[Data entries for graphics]
start

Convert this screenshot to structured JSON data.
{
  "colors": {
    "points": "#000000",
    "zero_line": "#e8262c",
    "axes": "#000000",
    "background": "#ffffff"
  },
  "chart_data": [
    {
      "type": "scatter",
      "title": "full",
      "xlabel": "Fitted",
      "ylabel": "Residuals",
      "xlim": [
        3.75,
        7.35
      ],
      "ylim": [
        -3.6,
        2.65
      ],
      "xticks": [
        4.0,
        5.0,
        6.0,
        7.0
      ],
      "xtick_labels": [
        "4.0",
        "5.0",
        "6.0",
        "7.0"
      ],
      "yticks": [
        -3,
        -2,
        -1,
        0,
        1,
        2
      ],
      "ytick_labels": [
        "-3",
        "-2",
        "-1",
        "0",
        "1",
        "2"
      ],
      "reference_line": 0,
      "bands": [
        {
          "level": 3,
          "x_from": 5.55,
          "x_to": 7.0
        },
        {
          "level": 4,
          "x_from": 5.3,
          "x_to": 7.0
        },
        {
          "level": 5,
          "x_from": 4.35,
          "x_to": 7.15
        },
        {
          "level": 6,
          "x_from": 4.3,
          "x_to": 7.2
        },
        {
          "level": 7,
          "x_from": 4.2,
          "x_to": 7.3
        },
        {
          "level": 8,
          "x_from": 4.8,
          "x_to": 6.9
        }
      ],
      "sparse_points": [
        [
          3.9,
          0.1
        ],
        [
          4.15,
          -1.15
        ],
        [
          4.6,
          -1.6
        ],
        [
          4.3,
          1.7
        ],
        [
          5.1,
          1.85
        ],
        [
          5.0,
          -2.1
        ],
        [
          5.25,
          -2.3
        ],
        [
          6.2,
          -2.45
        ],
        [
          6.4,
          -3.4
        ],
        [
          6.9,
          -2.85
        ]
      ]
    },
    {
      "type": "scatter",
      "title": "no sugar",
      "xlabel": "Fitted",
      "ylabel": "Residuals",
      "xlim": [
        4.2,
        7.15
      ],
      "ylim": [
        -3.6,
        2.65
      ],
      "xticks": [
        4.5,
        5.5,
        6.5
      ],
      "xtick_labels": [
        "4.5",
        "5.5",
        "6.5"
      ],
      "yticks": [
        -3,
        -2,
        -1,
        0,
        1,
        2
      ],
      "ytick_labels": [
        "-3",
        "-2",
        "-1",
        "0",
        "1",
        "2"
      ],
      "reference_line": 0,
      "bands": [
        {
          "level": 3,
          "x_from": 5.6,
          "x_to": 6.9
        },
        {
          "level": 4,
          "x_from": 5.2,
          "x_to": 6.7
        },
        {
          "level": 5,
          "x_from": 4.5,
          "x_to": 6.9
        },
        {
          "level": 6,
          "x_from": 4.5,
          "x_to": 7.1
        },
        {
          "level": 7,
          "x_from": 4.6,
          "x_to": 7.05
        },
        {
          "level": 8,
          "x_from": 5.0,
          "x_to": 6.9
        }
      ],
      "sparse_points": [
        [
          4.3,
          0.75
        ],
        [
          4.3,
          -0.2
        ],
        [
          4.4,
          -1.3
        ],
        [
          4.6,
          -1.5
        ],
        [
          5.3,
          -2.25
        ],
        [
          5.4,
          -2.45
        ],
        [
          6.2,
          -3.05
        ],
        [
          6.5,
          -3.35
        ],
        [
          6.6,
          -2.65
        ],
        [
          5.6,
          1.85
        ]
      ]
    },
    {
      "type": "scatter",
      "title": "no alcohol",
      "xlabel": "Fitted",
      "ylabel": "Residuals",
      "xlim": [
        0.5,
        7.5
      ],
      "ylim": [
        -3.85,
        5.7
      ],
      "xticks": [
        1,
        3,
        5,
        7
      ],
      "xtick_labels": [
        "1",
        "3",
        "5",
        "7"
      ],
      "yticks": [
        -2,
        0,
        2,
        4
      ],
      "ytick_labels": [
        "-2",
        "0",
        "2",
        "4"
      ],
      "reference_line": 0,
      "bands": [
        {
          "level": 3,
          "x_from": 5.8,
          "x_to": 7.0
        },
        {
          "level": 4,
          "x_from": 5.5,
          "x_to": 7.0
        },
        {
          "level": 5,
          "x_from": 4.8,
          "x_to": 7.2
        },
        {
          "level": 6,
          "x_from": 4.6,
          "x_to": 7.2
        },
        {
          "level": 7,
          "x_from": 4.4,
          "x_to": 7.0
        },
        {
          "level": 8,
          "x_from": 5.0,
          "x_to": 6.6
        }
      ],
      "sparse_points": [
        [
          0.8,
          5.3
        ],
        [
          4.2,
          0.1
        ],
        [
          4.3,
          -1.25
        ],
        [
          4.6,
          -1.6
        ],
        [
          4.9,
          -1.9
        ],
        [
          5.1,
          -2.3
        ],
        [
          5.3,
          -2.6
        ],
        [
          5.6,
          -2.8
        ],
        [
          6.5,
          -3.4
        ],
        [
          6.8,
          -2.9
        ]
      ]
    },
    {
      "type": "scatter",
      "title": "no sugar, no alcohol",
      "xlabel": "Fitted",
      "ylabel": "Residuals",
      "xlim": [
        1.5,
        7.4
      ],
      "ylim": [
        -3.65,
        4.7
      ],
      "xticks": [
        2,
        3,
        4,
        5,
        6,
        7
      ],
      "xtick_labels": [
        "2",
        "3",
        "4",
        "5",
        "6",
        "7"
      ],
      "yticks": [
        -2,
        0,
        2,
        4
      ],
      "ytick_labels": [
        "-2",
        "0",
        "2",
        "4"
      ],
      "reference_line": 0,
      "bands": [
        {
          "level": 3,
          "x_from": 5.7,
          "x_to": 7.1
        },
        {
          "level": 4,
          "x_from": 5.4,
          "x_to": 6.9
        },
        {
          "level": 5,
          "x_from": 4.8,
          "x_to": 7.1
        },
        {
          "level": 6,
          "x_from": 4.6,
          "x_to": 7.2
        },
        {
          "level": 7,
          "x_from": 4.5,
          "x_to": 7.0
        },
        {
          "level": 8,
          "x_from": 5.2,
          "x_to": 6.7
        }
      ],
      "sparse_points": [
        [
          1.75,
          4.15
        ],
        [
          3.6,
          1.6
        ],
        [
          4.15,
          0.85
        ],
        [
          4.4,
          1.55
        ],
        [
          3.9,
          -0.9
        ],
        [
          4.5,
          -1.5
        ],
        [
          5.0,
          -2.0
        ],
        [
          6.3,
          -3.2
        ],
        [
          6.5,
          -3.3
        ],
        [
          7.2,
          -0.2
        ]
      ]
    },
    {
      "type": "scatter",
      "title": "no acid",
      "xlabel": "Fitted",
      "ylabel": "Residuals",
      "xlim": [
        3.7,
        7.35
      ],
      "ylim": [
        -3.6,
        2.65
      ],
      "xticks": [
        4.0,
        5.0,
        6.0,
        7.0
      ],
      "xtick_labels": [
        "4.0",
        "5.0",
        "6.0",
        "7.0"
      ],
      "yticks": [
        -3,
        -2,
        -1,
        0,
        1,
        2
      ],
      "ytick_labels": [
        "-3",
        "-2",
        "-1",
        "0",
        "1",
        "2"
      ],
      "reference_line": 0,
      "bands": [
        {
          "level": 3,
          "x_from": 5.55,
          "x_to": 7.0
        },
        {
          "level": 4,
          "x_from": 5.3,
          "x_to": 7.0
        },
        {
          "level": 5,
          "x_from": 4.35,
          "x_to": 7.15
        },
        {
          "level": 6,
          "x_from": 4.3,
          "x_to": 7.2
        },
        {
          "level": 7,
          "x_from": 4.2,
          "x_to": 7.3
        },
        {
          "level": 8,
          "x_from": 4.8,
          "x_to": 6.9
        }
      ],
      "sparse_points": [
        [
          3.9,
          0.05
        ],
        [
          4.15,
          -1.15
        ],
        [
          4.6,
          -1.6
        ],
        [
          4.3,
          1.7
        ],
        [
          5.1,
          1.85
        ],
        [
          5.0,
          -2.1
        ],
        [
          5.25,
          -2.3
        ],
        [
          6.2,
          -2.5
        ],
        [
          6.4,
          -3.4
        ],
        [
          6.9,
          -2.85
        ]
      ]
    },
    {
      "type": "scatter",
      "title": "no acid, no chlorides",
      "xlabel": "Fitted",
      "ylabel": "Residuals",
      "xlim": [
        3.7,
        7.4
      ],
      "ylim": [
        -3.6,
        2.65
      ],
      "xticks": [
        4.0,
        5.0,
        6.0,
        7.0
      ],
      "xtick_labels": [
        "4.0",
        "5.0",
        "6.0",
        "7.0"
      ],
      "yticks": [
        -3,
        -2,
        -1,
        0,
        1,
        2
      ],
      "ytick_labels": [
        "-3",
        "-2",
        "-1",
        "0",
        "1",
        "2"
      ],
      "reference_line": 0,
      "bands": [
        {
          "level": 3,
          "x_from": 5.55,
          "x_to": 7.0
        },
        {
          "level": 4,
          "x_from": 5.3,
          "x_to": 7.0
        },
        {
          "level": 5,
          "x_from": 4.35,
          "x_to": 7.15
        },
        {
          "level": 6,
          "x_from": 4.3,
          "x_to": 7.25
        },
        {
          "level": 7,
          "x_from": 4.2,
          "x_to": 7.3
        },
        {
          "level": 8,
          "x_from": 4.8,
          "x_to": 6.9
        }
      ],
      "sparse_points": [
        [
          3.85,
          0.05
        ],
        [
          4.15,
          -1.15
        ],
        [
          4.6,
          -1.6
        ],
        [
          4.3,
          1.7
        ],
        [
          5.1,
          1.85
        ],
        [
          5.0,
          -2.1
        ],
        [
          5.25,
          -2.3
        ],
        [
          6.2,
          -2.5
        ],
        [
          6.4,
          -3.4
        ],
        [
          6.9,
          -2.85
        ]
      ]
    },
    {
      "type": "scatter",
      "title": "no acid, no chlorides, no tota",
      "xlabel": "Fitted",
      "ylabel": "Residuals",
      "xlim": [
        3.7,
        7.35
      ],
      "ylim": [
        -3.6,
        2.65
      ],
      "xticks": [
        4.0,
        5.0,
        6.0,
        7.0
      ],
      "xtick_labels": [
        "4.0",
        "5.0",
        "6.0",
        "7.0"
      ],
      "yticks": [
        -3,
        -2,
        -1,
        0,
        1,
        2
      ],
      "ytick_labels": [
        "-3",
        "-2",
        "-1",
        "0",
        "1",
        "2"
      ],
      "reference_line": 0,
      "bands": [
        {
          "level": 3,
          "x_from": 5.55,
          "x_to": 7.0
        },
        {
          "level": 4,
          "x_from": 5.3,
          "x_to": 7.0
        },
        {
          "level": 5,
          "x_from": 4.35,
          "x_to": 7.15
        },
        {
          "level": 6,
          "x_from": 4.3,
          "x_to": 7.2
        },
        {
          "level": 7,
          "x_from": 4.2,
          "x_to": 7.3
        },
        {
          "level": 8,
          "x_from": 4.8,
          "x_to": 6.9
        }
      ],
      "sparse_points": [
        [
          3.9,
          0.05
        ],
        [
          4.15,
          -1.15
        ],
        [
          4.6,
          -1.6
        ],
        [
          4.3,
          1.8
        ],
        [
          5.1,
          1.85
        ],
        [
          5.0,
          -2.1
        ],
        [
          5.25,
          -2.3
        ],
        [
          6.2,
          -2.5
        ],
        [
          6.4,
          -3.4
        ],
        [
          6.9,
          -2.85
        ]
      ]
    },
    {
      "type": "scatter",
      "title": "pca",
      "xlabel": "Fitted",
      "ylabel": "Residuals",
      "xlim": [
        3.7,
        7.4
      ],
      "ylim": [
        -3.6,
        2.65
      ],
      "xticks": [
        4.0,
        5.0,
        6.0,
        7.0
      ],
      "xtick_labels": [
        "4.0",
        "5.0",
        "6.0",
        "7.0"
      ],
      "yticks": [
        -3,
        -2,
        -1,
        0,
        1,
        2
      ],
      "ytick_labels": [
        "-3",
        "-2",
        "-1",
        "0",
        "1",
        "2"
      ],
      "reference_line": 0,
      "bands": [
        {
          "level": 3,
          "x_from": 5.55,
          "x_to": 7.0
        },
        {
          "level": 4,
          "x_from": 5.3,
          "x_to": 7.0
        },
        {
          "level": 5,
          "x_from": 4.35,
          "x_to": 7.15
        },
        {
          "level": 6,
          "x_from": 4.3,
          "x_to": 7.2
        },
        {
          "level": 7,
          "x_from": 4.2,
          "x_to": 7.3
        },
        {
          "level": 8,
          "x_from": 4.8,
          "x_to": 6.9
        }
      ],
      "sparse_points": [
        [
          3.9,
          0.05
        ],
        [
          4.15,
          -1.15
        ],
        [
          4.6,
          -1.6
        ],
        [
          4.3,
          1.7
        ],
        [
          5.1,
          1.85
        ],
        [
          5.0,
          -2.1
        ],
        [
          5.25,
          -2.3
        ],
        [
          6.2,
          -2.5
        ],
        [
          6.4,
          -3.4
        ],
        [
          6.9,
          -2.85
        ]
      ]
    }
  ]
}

end

## WORK TO BE COMPLETED
Find how many lines of the entries contain "alcohol". Respond with the number only.

## EXERCISE SOLUTION
2